▸ What the task asks
Write out the listing below without alteration, omitting its pictures.

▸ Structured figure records
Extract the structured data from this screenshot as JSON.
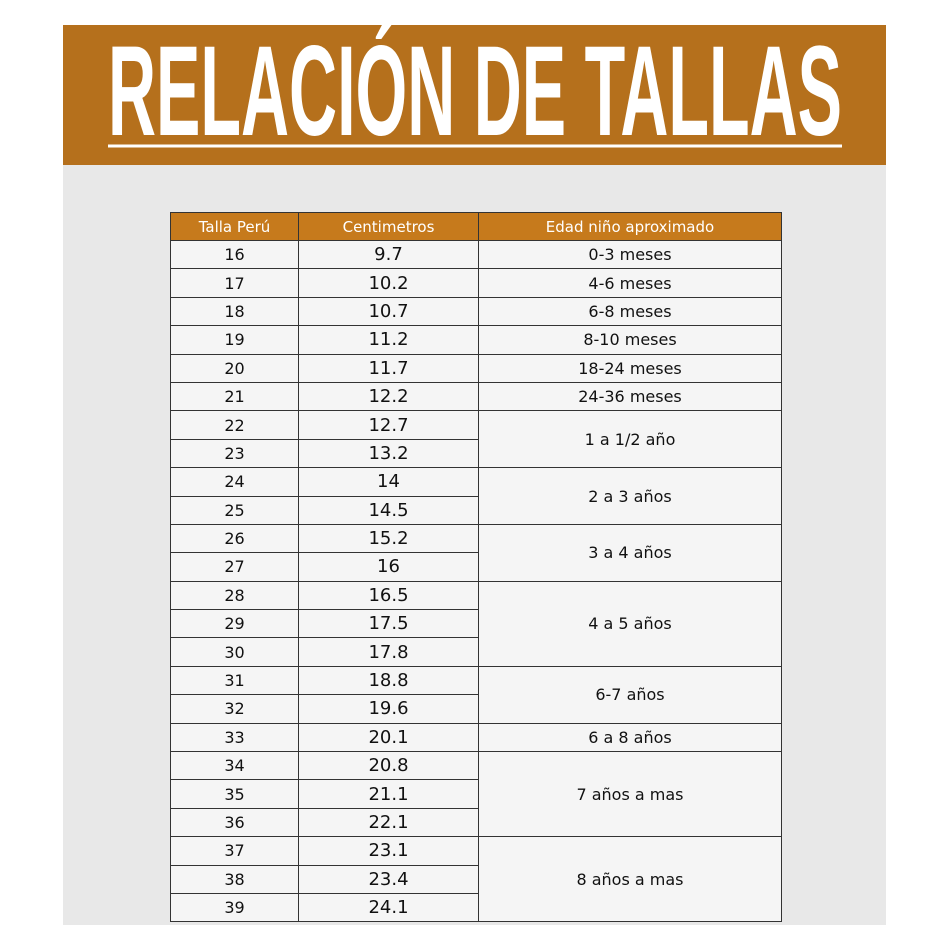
{
  "header": {
    "title": "RELACIÓN DE TALLAS"
  },
  "table": {
    "headers": [
      "Talla Perú",
      "Centimetros",
      "Edad niño aproximado"
    ],
    "rows": [
      [
        "16",
        "9.7",
        "0-3 meses"
      ],
      [
        "17",
        "10.2",
        "4-6 meses"
      ],
      [
        "18",
        "10.7",
        "6-8 meses"
      ],
      [
        "19",
        "11.2",
        "8-10 meses"
      ],
      [
        "20",
        "11.7",
        "18-24 meses"
      ],
      [
        "21",
        "12.2",
        "24-36 meses"
      ],
      [
        "22",
        "12.7",
        "1 a 1/2 año"
      ],
      [
        "23",
        "13.2",
        null
      ],
      [
        "24",
        "14",
        "2 a 3 años"
      ],
      [
        "25",
        "14.5",
        null
      ],
      [
        "26",
        "15.2",
        "3 a  4 años"
      ],
      [
        "27",
        "16",
        null
      ],
      [
        "28",
        "16.5",
        "4  a  5 años"
      ],
      [
        "29",
        "17.5",
        null
      ],
      [
        "30",
        "17.8",
        null
      ],
      [
        "31",
        "18.8",
        "6-7 años"
      ],
      [
        "32",
        "19.6",
        null
      ],
      [
        "33",
        "20.1",
        "6 a 8 años"
      ],
      [
        "34",
        "20.8",
        "7 años a mas"
      ],
      [
        "35",
        "21.1",
        null
      ],
      [
        "36",
        "22.1",
        null
      ],
      [
        "37",
        "23.1",
        "8 años a mas"
      ],
      [
        "38",
        "23.4",
        null
      ],
      [
        "39",
        "24.1",
        null
      ]
    ]
  }
}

▸ Output of the exercise
Extract the structured data from this screenshot as JSON.
{
  "header": {
    "title": "RELACIÓN DE TALLAS"
  },
  "table": {
    "headers": [
      "Talla Perú",
      "Centimetros",
      "Edad niño aproximado"
    ],
    "rows": [
      [
        "16",
        "9.7",
        "0-3 meses"
      ],
      [
        "17",
        "10.2",
        "4-6 meses"
      ],
      [
        "18",
        "10.7",
        "6-8 meses"
      ],
      [
        "19",
        "11.2",
        "8-10 meses"
      ],
      [
        "20",
        "11.7",
        "18-24 meses"
      ],
      [
        "21",
        "12.2",
        "24-36 meses"
      ],
      [
        "22",
        "12.7",
        "1 a 1/2 año"
      ],
      [
        "23",
        "13.2",
        null
      ],
      [
        "24",
        "14",
        "2 a 3 años"
      ],
      [
        "25",
        "14.5",
        null
      ],
      [
        "26",
        "15.2",
        "3 a  4 años"
      ],
      [
        "27",
        "16",
        null
      ],
      [
        "28",
        "16.5",
        "4  a  5 años"
      ],
      [
        "29",
        "17.5",
        null
      ],
      [
        "30",
        "17.8",
        null
      ],
      [
        "31",
        "18.8",
        "6-7 años"
      ],
      [
        "32",
        "19.6",
        null
      ],
      [
        "33",
        "20.1",
        "6 a 8 años"
      ],
      [
        "34",
        "20.8",
        "7 años a mas"
      ],
      [
        "35",
        "21.1",
        null
      ],
      [
        "36",
        "22.1",
        null
      ],
      [
        "37",
        "23.1",
        "8 años a mas"
      ],
      [
        "38",
        "23.4",
        null
      ],
      [
        "39",
        "24.1",
        null
      ]
    ]
  }
}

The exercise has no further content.